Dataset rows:

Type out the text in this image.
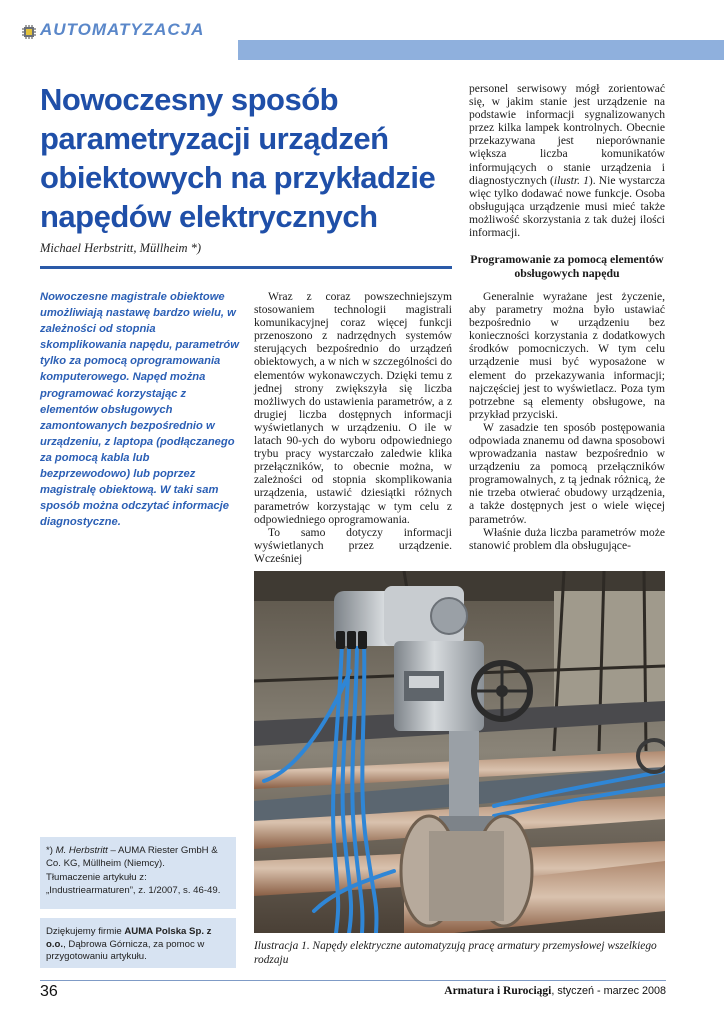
AUTOMATYZACJA
Nowoczesny sposób parametryzacji urządzeń obiektowych na przykładzie napędów elektrycznych
Michael Herbstritt, Müllheim *)

Nowoczesne magistrale obiektowe umożliwiają nastawę bardzo wielu, w zależności od stopnia skomplikowania napędu, parametrów tylko za pomocą oprogramowania komputerowego. Napęd można programować korzystając z elementów obsługowych zamontowanych bezpośrednio w urządzeniu, z laptopa (podłączanego za pomocą kabla lub bezprzewodowo) lub poprzez magistralę obiektową. W taki sam sposób można odczytać informacje diagnostyczne.

Wraz z coraz powszechniejszym stosowaniem technologii magistrali komunikacyjnej coraz więcej funkcji przenoszono z nadrzędnych systemów sterujących bezpośrednio do urządzeń obiektowych, a w nich w szczególności do elementów wykonawczych. Dzięki temu z jednej strony zwiększyła się liczba możliwych do ustawienia parametrów, a z drugiej liczba dostępnych informacji wyświetlanych w urządzeniu. O ile w latach 90-ych do wyboru odpowiedniego trybu pracy wystarczało zaledwie klika przełączników, to obecnie można, w zależności od stopnia skomplikowania urządzenia, ustawić dziesiątki różnych parametrów korzystając w tym celu z odpowiedniego oprogramowania.

To samo dotyczy informacji wyświetlanych przez urządzenie. Wcześniej

personel serwisowy mógł zorientować się, w jakim stanie jest urządzenie na podstawie informacji sygnalizowanych przez kilka lampek kontrolnych. Obecnie przekazywana jest nieporównanie większa liczba komunikatów informujących o stanie urządzenia i diagnostycznych (ilustr. 1). Nie wystarcza więc tylko dodawać nowe funkcje. Osoba obsługująca urządzenie musi mieć także możliwość skorzystania z tak dużej ilości informacji.

Programowanie za pomocą elementów obsługowych napędu

Generalnie wyrażane jest życzenie, aby parametry można było ustawiać bezpośrednio w urządzeniu bez konieczności korzystania z dodatkowych środków pomocniczych. W tym celu urządzenie musi być wyposażone w element do przekazywania informacji; najczęściej jest to wyświetlacz. Poza tym potrzebne są elementy obsługowe, na przykład przyciski.

W zasadzie ten sposób postępowania odpowiada znanemu od dawna sposobowi wprowadzania nastaw bezpośrednio w urządzeniu za pomocą przełączników programowalnych, z tą jednak różnicą, że nie trzeba otwierać obudowy urządzenia, a także dostępnych jest o wiele więcej parametrów.

Właśnie duża liczba parametrów może stanowić problem dla obsługujące-

Ilustracja 1. Napędy elektryczne automatyzują pracę armatury przemysłowej wszelkiego rodzaju

*) M. Herbstritt – AUMA Riester GmbH & Co. KG, Müllheim (Niemcy).

Tłumaczenie artykułu z: „Industriearmaturen”, z. 1/2007, s. 46-49.

Dziękujemy firmie AUMA Polska Sp. z o.o., Dąbrowa Górnicza, za pomoc w przygotowaniu artykułu.

36	Armatura i Rurociągi, styczeń - marzec 2008
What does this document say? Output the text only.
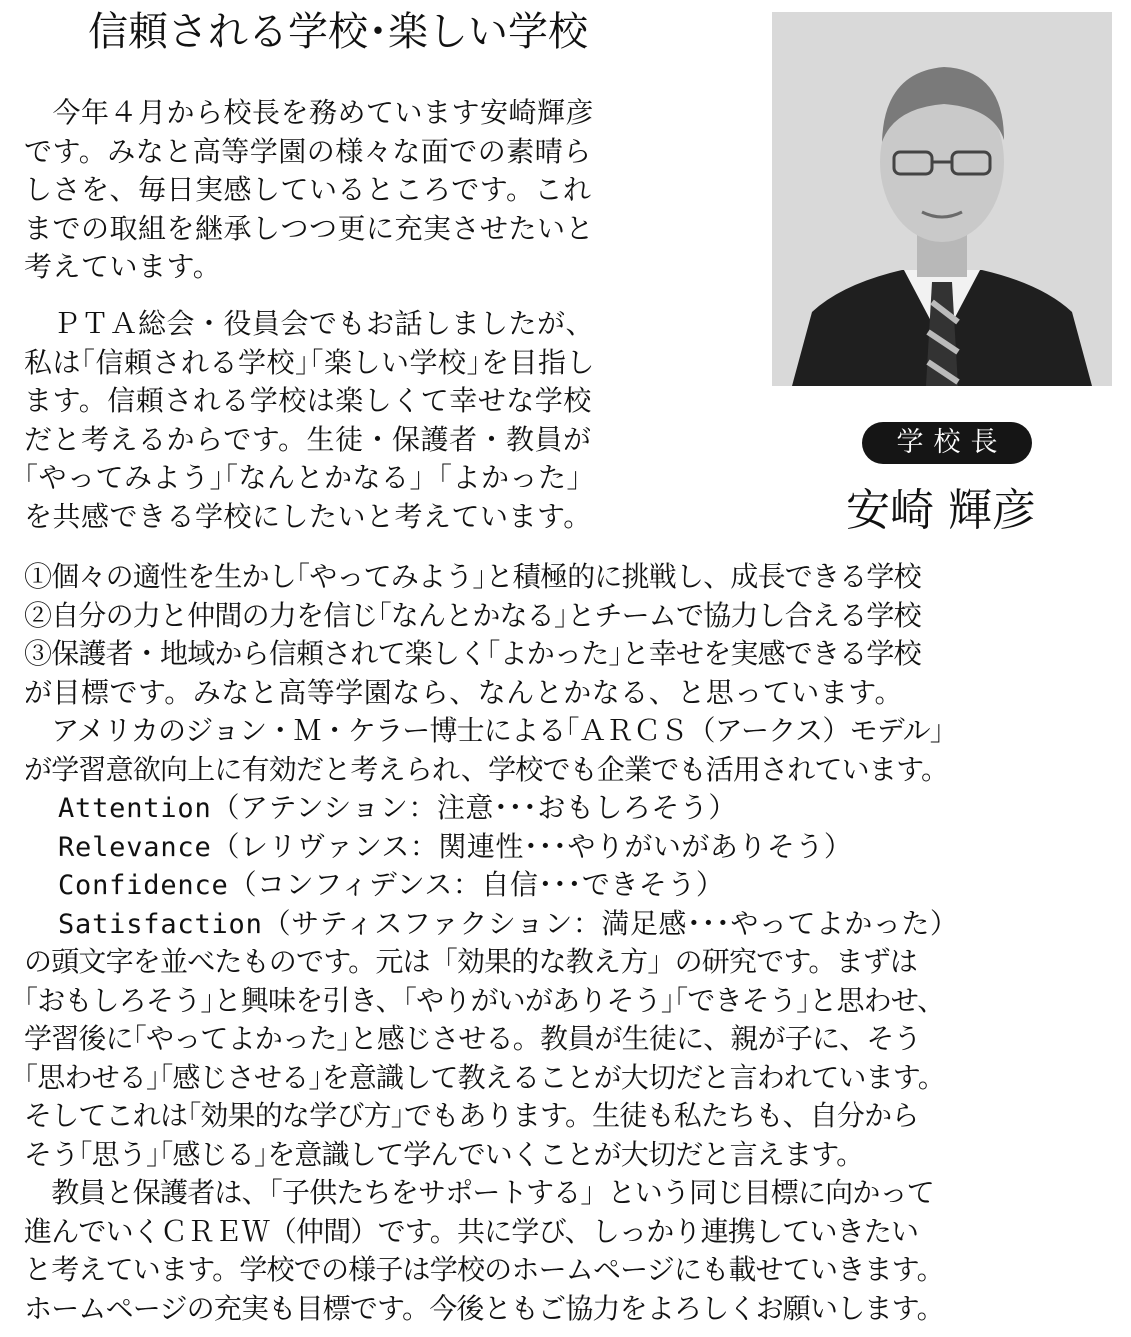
信頼される学校･楽しい学校
学校長
安崎 輝彦
　今年４月から校長を務めています安崎輝彦
です。みなと高等学園の様々な面での素晴ら
しさを、毎日実感しているところです。これ
までの取組を継承しつつ更に充実させたいと
考えています。
　ＰＴＡ総会・役員会でもお話しましたが、
私は｢信頼される学校｣｢楽しい学校｣を目指し
ます。信頼される学校は楽しくて幸せな学校
だと考えるからです。生徒・保護者・教員が
｢やってみよう｣｢なんとかなる｣「よかった」
を共感できる学校にしたいと考えています。
①個々の適性を生かし｢やってみよう｣と積極的に挑戦し、成長できる学校
②自分の力と仲間の力を信じ｢なんとかなる｣とチームで協力し合える学校
③保護者・地域から信頼されて楽しく｢よかった｣と幸せを実感できる学校
が目標です。みなと高等学園なら、なんとかなる、と思っています。
　アメリカのジョン・Ｍ・ケラー博士による｢ＡＲＣＳ（アークス）モデル｣
が学習意欲向上に有効だと考えられ、学校でも企業でも活用されています。
Attention（アテンション：注意･･･おもしろそう）
Relevance（レリヴァンス：関連性･･･やりがいがありそう）
Confidence（コンフィデンス：自信･･･できそう）
Satisfaction（サティスファクション：満足感･･･やってよかった）
の頭文字を並べたものです。元は「効果的な教え方」の研究です。まずは
｢おもしろそう｣と興味を引き、｢やりがいがありそう｣｢できそう｣と思わせ、
学習後に｢やってよかった｣と感じさせる。教員が生徒に、親が子に、そう
｢思わせる｣｢感じさせる｣を意識して教えることが大切だと言われています。
そしてこれは｢効果的な学び方｣でもあります。生徒も私たちも、自分から
そう｢思う｣｢感じる｣を意識して学んでいくことが大切だと言えます。
　教員と保護者は、「子供たちをサポートする」という同じ目標に向かって
進んでいくＣＲＥＷ（仲間）です。共に学び、しっかり連携していきたい
と考えています。学校での様子は学校のホームページにも載せていきます。
ホームページの充実も目標です。今後ともご協力をよろしくお願いします。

Prompt
Using the records above, copy exactly and only the lines from the line with "What does this" through the end, both included; leave every picture out.

Output below
What does this document say? Output the text only.
信頼される学校･楽しい学校
学校長
安崎 輝彦
　今年４月から校長を務めています安崎輝彦
です。みなと高等学園の様々な面での素晴ら
しさを、毎日実感しているところです。これ
までの取組を継承しつつ更に充実させたいと
考えています。
　ＰＴＡ総会・役員会でもお話しましたが、
私は｢信頼される学校｣｢楽しい学校｣を目指し
ます。信頼される学校は楽しくて幸せな学校
だと考えるからです。生徒・保護者・教員が
｢やってみよう｣｢なんとかなる｣「よかった」
を共感できる学校にしたいと考えています。
①個々の適性を生かし｢やってみよう｣と積極的に挑戦し、成長できる学校
②自分の力と仲間の力を信じ｢なんとかなる｣とチームで協力し合える学校
③保護者・地域から信頼されて楽しく｢よかった｣と幸せを実感できる学校
が目標です。みなと高等学園なら、なんとかなる、と思っています。
　アメリカのジョン・Ｍ・ケラー博士による｢ＡＲＣＳ（アークス）モデル｣
が学習意欲向上に有効だと考えられ、学校でも企業でも活用されています。
Attention（アテンション：注意･･･おもしろそう）
Relevance（レリヴァンス：関連性･･･やりがいがありそう）
Confidence（コンフィデンス：自信･･･できそう）
Satisfaction（サティスファクション：満足感･･･やってよかった）
の頭文字を並べたものです。元は「効果的な教え方」の研究です。まずは
｢おもしろそう｣と興味を引き、｢やりがいがありそう｣｢できそう｣と思わせ、
学習後に｢やってよかった｣と感じさせる。教員が生徒に、親が子に、そう
｢思わせる｣｢感じさせる｣を意識して教えることが大切だと言われています。
そしてこれは｢効果的な学び方｣でもあります。生徒も私たちも、自分から
そう｢思う｣｢感じる｣を意識して学んでいくことが大切だと言えます。
　教員と保護者は、「子供たちをサポートする」という同じ目標に向かって
進んでいくＣＲＥＷ（仲間）です。共に学び、しっかり連携していきたい
と考えています。学校での様子は学校のホームページにも載せていきます。
ホームページの充実も目標です。今後ともご協力をよろしくお願いします。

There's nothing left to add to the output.